[Records that describe figures]
····················
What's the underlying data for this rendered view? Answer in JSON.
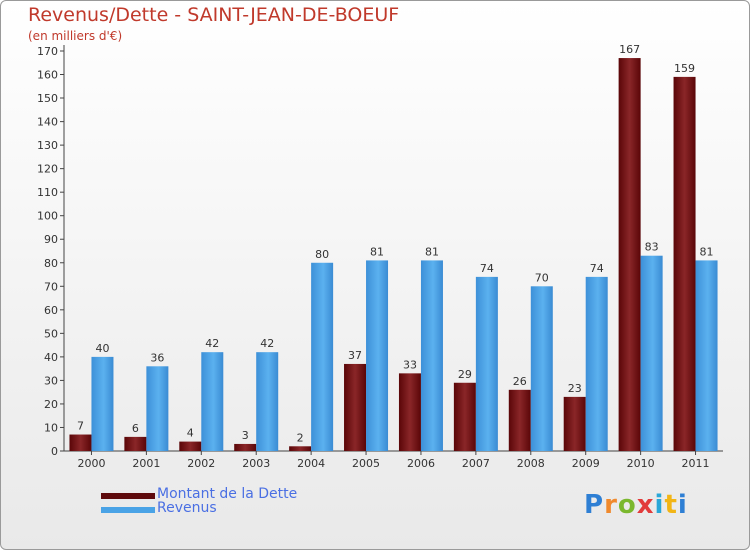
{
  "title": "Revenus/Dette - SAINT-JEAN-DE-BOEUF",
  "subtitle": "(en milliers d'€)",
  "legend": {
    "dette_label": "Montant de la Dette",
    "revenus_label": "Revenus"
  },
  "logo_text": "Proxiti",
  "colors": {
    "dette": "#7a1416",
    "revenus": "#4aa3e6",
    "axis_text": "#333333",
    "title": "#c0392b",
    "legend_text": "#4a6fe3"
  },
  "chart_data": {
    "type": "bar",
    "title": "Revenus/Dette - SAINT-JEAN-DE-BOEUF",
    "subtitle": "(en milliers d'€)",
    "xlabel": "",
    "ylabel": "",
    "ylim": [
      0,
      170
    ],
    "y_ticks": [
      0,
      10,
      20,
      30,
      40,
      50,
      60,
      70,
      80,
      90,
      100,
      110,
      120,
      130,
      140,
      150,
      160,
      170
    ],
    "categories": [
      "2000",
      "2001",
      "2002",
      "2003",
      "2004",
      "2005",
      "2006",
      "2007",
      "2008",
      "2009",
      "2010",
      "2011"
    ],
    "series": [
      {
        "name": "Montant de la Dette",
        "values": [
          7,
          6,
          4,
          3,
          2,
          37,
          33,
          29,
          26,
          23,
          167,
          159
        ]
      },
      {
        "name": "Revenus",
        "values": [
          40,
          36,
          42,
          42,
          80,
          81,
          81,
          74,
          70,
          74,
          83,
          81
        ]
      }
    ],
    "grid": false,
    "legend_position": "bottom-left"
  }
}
····················
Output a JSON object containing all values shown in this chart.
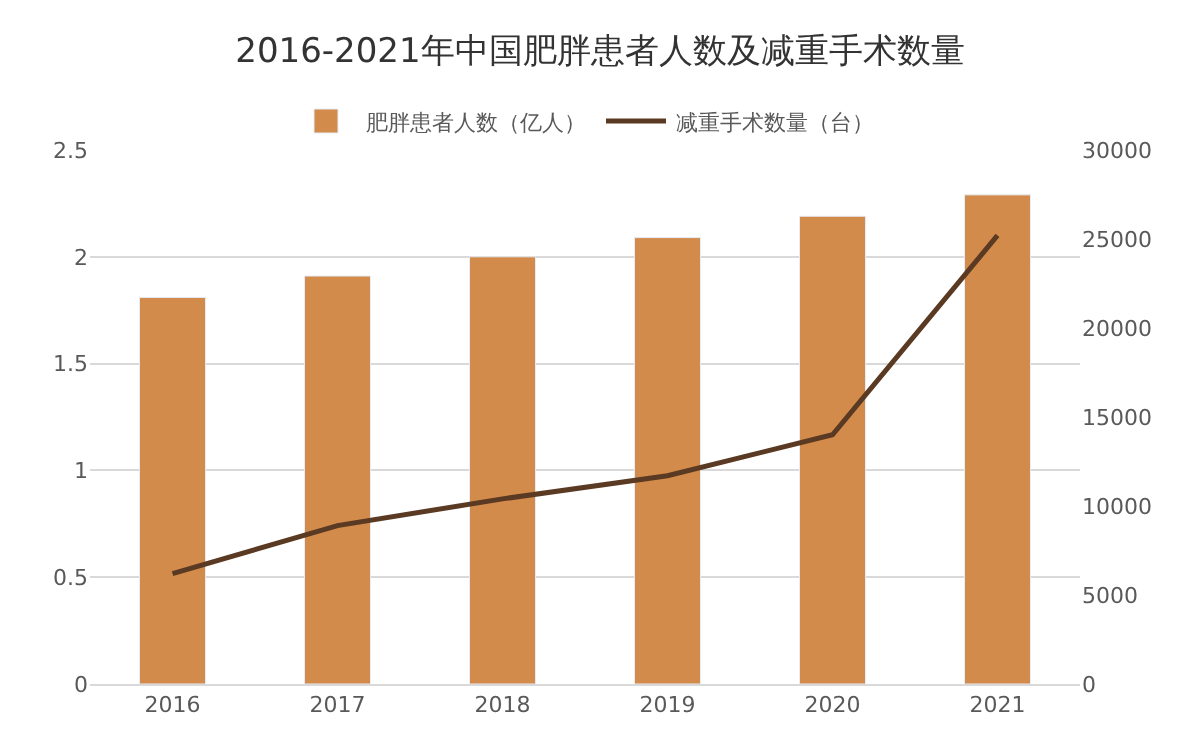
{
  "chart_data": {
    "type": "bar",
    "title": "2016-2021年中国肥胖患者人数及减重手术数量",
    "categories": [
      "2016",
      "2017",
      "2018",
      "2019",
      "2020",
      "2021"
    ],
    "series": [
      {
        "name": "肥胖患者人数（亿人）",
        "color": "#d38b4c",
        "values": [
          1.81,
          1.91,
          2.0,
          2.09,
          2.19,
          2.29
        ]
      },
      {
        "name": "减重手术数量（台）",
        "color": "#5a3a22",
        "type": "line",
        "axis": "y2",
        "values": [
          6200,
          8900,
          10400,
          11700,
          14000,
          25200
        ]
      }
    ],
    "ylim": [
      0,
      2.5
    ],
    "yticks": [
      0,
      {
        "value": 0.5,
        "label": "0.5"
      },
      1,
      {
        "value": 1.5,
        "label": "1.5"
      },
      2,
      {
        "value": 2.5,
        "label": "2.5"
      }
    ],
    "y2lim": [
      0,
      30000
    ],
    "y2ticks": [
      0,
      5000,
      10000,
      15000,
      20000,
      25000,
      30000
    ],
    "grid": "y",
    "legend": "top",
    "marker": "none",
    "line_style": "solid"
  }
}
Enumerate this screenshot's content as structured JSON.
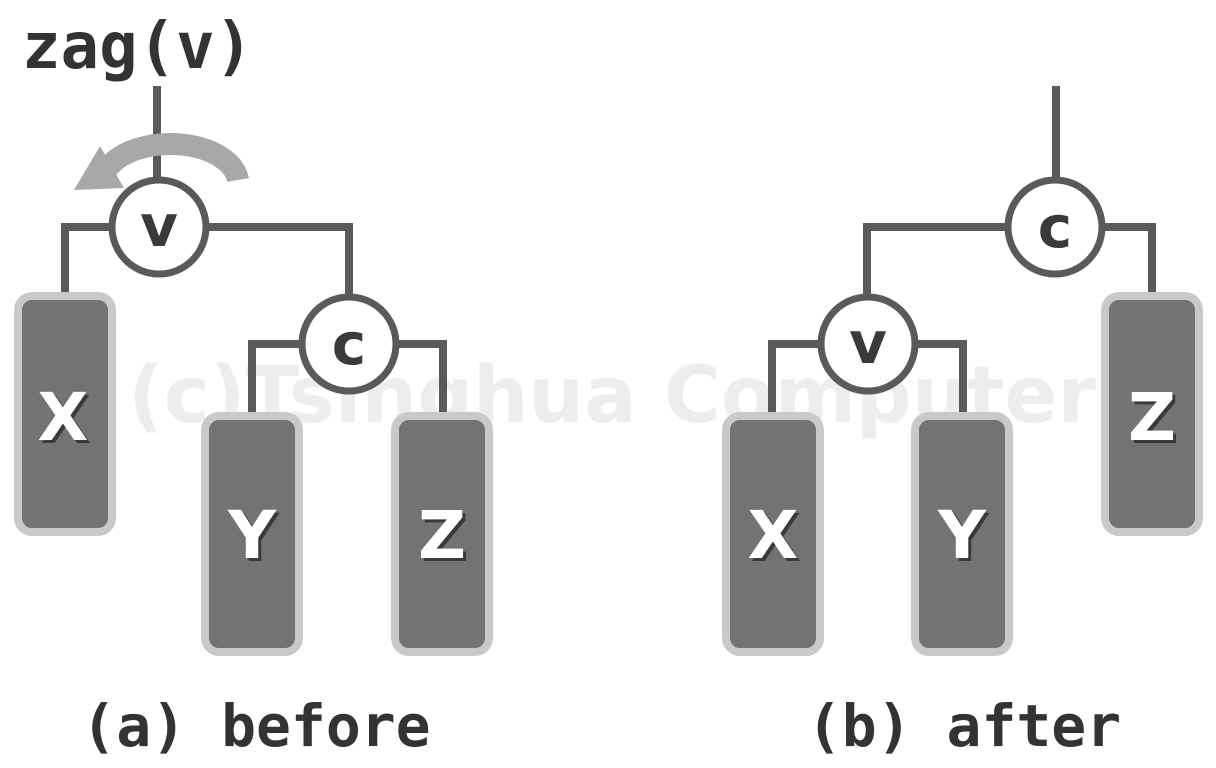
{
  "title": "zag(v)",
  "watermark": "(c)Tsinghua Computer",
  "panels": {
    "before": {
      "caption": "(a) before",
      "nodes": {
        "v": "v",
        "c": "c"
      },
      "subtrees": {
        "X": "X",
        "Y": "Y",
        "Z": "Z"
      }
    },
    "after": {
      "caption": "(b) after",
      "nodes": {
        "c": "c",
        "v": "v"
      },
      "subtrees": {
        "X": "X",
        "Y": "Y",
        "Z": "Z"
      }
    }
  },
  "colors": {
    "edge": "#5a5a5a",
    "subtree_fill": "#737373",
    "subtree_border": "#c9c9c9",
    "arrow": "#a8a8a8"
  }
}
····················
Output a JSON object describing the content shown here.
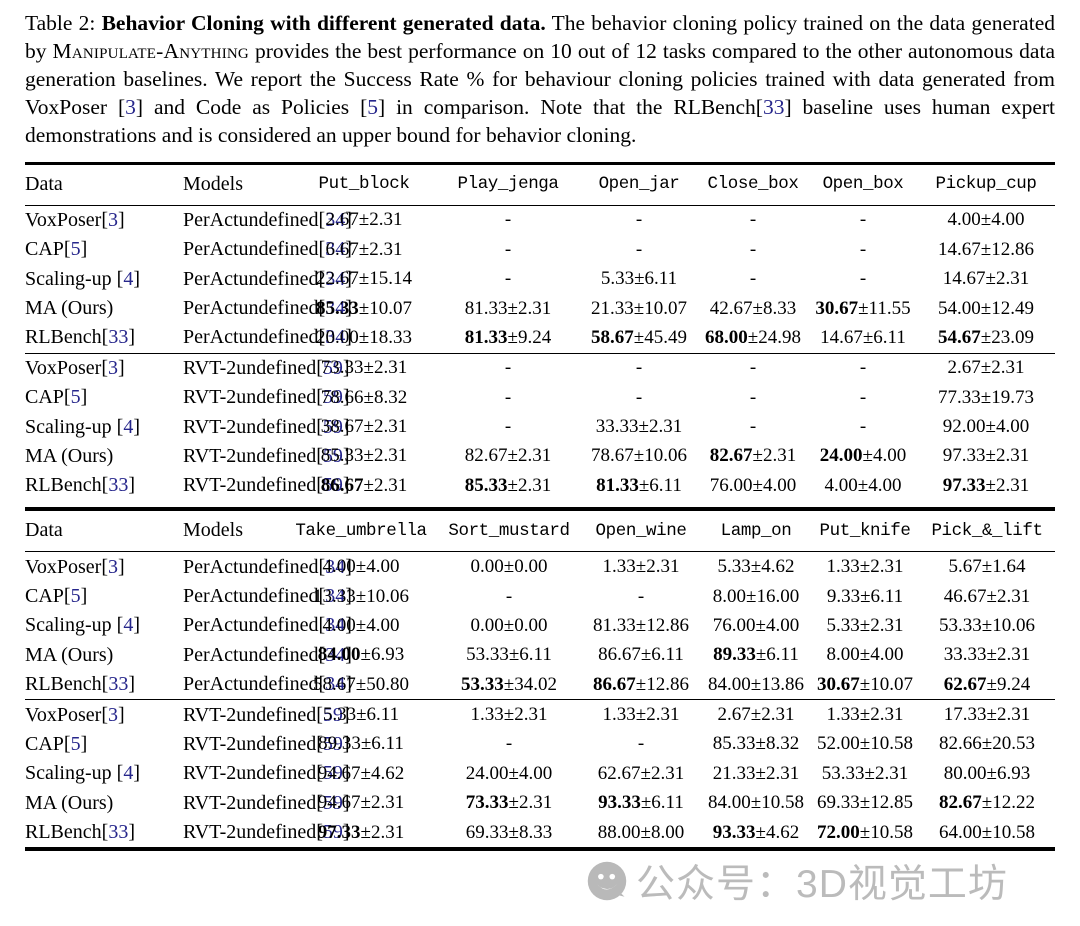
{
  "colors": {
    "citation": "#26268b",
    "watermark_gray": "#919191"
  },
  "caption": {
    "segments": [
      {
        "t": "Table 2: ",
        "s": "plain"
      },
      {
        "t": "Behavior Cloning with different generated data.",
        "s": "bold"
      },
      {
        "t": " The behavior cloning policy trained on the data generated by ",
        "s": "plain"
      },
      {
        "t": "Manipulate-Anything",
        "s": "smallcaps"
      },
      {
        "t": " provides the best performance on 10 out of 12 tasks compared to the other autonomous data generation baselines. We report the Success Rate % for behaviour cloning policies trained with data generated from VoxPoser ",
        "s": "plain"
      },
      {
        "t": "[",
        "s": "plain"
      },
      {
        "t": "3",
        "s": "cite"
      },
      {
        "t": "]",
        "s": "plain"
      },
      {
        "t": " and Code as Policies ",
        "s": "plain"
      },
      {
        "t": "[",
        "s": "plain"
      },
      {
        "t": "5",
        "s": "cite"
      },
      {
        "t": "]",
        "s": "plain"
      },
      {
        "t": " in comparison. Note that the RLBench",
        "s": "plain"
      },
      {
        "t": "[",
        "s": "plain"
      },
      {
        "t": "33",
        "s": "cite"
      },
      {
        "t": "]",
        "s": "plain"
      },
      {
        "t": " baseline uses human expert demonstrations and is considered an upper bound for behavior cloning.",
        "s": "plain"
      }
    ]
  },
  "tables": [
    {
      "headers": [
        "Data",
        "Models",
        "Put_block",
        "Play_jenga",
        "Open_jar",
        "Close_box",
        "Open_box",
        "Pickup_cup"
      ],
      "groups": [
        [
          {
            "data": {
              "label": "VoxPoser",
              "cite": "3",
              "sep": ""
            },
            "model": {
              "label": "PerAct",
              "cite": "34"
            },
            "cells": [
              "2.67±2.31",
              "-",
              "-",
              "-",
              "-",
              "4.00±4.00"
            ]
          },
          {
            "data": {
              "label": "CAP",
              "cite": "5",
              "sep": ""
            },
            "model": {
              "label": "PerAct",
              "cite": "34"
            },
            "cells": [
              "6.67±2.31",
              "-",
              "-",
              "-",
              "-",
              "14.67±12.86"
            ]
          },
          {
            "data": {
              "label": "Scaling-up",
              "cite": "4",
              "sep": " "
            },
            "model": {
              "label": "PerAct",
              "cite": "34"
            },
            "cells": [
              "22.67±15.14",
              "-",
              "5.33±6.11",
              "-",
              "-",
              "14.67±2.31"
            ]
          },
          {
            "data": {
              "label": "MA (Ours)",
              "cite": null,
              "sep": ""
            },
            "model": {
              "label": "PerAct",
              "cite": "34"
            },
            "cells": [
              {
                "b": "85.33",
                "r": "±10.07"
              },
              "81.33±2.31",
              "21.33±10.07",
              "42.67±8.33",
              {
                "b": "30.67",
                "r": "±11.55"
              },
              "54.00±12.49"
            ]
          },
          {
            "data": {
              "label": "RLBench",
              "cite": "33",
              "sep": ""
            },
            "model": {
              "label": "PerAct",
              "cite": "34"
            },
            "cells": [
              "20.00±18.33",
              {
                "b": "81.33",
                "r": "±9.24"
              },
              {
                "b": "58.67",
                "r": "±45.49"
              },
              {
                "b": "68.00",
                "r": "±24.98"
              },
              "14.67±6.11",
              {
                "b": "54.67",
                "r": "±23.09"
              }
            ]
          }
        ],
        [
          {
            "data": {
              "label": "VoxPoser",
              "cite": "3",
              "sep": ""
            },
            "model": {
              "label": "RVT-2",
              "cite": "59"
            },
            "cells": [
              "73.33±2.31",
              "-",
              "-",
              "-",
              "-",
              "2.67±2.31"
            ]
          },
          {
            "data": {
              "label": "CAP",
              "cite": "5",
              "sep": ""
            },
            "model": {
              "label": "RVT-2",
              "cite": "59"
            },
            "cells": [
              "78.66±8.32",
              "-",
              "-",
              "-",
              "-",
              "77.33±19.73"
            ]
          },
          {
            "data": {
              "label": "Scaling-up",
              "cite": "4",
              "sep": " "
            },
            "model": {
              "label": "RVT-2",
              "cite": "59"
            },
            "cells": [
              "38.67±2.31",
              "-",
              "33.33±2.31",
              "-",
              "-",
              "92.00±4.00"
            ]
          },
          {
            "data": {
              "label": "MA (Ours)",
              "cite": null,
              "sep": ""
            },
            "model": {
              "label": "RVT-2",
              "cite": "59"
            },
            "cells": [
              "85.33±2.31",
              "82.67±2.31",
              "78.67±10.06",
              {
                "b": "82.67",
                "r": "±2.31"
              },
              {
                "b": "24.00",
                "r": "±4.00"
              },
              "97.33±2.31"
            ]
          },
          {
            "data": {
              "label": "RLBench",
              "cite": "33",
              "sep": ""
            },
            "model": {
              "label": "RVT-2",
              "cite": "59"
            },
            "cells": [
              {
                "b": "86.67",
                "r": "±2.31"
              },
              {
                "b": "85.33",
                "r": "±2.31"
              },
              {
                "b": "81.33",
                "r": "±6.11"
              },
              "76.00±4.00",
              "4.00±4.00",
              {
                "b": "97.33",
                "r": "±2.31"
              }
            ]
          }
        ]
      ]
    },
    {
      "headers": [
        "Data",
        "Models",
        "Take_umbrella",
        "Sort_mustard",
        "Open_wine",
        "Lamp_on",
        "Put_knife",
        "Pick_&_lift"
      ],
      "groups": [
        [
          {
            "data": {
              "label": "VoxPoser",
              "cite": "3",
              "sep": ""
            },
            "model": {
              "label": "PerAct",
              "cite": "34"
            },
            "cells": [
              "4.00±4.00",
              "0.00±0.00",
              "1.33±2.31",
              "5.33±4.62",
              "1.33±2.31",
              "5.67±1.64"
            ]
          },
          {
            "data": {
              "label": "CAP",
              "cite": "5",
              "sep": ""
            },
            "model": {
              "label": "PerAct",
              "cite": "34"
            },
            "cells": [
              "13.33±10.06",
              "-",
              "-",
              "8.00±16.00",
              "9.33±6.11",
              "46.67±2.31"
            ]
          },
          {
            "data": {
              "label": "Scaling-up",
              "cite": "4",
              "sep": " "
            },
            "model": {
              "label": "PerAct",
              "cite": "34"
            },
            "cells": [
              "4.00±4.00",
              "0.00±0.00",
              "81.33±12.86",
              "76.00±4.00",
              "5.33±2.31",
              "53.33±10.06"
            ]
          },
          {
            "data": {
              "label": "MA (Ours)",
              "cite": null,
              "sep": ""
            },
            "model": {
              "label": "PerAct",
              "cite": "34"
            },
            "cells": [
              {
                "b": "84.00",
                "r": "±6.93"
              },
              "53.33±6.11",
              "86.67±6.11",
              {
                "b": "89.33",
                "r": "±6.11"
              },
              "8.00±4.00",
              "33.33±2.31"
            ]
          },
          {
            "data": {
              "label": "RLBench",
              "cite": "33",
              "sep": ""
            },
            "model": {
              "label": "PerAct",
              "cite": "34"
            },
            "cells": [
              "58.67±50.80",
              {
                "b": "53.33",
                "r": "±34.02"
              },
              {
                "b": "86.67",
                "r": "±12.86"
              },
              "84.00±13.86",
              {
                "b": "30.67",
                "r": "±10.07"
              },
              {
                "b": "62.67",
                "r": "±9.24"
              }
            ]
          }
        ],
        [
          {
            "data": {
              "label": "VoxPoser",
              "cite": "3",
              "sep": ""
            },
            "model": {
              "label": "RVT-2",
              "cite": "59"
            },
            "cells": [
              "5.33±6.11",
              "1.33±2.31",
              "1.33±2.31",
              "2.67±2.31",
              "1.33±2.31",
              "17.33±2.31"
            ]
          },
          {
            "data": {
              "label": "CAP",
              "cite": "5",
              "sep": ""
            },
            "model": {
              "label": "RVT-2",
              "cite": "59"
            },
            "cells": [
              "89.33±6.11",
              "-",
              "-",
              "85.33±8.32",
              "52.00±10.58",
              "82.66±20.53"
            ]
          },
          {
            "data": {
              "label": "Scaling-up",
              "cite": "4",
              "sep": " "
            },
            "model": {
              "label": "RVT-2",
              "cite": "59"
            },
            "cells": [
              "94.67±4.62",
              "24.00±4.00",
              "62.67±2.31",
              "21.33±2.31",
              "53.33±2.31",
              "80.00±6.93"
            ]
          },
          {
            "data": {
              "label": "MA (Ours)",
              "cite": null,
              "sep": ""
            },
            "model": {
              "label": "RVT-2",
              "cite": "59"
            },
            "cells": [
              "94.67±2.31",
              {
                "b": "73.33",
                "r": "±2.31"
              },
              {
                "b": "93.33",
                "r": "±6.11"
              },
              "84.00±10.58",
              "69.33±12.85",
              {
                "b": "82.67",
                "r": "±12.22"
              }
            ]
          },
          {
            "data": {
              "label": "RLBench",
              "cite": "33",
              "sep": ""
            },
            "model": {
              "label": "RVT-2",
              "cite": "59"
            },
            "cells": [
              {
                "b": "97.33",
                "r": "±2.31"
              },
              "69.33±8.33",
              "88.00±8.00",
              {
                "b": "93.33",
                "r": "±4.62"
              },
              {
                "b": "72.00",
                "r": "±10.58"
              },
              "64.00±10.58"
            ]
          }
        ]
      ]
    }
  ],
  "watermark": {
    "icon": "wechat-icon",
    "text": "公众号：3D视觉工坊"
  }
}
····················
Using the data above, copy each line that contains "JSON".

What's the underlying data for this rendered view? Answer in JSON.
Output a JSON object containing all values shown in this chart.
Enumerate this screenshot's content as structured JSON.
Output a JSON object describing the content shown here.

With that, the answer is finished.